[Excerpt from a dataset]
** Start **

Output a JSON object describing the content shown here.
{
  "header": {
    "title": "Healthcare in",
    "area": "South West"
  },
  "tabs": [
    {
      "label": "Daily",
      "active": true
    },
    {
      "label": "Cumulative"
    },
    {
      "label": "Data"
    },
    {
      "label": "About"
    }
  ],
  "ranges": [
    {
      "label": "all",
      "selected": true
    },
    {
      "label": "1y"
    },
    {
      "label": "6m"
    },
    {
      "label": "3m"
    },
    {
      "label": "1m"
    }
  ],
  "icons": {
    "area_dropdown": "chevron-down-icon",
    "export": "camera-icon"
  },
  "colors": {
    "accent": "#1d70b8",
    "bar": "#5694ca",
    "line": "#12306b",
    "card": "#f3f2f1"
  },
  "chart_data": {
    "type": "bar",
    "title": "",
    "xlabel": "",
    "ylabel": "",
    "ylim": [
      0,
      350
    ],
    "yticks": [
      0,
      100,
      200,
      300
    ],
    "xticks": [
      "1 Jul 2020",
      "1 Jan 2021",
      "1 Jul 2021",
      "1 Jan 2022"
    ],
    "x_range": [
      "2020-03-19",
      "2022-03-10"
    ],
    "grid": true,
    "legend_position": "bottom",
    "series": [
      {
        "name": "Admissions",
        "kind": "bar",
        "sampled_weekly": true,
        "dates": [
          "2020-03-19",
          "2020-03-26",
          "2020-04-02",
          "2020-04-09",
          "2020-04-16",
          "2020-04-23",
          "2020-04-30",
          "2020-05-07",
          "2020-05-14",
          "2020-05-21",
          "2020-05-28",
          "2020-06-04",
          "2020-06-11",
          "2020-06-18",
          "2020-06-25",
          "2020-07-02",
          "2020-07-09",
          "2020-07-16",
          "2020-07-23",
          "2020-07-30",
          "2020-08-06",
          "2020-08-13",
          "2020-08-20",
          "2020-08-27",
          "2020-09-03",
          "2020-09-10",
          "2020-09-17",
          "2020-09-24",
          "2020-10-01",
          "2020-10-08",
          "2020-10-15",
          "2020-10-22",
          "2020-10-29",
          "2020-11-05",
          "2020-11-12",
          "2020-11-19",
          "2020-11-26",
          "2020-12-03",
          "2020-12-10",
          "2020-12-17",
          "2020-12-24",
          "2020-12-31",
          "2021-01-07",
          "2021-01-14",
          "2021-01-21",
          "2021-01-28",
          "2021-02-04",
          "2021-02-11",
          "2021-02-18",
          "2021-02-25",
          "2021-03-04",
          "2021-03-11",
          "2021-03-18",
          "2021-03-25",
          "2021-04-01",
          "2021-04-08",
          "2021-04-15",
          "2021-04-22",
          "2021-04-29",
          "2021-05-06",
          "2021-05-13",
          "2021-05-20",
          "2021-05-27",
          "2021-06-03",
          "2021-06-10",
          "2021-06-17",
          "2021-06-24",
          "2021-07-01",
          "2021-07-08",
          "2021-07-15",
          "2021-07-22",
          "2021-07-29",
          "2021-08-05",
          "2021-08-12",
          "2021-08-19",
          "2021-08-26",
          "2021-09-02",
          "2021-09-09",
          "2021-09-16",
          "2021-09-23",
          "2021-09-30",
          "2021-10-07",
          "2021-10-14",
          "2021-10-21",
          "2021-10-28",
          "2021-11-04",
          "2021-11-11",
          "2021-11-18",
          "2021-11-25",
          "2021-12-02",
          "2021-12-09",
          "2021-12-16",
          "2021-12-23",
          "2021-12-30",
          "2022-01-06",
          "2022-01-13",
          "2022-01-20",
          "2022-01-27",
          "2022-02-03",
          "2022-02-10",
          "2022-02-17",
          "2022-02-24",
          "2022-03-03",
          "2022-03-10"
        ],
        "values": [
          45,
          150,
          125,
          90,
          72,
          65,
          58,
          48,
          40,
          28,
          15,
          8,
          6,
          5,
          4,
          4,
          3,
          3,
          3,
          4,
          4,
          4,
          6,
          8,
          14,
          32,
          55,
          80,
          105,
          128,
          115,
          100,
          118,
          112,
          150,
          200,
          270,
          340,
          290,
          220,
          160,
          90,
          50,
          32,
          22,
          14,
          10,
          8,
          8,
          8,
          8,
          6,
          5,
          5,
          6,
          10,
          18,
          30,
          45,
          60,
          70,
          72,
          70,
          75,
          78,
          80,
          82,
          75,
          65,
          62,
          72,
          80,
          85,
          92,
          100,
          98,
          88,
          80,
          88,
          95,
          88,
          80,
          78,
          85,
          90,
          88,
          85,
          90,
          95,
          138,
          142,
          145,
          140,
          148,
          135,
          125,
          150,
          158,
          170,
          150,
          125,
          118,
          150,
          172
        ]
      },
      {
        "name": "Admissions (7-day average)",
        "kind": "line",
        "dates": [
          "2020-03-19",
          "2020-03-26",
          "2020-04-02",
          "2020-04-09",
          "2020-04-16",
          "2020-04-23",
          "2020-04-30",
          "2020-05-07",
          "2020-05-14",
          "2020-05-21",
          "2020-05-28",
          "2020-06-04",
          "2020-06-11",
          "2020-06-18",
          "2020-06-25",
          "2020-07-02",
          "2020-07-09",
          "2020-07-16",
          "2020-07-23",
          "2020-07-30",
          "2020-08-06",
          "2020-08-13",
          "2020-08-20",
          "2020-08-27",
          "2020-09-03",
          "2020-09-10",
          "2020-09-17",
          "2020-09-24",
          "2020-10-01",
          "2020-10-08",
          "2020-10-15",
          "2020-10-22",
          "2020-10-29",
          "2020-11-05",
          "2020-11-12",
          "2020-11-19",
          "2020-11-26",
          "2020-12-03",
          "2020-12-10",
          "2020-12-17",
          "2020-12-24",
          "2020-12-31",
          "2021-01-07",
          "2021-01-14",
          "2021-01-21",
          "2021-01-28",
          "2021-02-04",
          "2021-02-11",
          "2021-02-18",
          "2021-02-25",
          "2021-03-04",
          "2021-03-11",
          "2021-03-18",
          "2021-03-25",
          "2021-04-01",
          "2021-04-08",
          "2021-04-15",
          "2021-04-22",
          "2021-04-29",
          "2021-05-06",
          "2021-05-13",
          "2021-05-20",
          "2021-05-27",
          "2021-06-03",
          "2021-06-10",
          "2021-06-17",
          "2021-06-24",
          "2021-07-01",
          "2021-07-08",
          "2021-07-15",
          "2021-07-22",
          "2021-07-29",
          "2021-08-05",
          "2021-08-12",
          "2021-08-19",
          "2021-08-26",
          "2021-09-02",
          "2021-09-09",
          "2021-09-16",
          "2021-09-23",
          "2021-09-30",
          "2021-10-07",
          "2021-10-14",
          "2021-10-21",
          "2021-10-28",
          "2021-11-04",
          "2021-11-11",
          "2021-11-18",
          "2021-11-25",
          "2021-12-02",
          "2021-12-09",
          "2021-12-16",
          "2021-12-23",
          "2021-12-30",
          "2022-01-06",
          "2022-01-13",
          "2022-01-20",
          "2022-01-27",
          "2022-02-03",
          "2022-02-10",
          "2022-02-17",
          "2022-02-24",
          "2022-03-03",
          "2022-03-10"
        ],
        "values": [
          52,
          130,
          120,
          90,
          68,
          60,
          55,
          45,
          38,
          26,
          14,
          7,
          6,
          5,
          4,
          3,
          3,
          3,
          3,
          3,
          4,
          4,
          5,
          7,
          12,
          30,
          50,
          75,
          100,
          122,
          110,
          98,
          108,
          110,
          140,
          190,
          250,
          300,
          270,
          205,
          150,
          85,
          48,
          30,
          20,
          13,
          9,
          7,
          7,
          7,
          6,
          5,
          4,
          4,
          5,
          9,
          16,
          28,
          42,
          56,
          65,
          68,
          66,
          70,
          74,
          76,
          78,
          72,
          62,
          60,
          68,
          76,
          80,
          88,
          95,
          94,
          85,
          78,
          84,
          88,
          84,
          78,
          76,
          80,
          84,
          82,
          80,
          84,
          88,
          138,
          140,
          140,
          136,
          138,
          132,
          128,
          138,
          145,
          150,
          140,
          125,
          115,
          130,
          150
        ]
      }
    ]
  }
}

** End **

▶ _Task requirements_: Provide only the count of lines in the data above that include the string "Admissions".

▶ _Correct result_: 2